**What the task requires:**
Give the number of lines that include the word "icon", nothing more.

Dataset items:
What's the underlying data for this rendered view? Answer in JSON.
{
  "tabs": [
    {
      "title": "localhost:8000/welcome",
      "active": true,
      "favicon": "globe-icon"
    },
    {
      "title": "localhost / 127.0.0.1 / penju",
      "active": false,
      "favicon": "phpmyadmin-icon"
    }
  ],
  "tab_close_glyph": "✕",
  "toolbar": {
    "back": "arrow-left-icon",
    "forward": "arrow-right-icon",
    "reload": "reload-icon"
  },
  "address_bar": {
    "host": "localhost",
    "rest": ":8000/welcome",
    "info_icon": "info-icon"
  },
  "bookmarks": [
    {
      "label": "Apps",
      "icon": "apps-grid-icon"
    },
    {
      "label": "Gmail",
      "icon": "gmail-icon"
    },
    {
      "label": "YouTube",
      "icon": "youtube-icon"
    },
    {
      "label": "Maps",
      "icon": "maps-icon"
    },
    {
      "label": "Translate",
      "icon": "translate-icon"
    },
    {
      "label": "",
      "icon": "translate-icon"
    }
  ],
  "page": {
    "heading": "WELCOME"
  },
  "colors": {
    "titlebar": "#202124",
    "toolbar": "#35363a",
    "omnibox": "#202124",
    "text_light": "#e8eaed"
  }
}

**Output below:**
12